[EXERCISE DESCRIPTION]: Of the lines listed below, how many contain the string "Richard"? Answer with the number alone.

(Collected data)
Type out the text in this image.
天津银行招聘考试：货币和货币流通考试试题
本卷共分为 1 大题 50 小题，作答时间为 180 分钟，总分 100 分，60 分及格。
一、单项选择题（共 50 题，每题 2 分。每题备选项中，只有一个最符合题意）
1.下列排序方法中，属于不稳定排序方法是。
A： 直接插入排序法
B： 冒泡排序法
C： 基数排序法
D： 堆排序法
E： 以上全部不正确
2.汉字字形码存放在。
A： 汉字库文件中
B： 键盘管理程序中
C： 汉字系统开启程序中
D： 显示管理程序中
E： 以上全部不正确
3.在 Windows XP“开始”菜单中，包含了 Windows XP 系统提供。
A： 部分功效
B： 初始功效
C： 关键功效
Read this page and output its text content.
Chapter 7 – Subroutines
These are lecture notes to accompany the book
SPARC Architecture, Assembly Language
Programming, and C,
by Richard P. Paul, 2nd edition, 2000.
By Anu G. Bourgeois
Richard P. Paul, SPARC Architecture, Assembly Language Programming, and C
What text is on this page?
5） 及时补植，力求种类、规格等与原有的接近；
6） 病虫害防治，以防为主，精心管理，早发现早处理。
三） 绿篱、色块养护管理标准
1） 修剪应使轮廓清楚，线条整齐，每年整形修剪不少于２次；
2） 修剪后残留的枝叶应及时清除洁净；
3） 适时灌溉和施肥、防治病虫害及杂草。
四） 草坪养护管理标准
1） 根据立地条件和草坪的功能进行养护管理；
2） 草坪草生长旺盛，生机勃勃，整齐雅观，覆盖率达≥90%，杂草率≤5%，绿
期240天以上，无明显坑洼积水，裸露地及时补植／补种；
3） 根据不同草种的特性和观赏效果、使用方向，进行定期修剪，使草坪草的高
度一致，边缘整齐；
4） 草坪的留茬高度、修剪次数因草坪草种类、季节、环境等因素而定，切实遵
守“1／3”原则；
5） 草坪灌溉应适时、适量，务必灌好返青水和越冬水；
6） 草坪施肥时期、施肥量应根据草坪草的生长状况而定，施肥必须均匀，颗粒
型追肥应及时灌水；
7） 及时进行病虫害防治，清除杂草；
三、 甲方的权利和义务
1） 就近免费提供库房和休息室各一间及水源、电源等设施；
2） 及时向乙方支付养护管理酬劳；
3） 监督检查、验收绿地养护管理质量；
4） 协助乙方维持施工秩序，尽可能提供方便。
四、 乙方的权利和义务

[ANSWER]: 2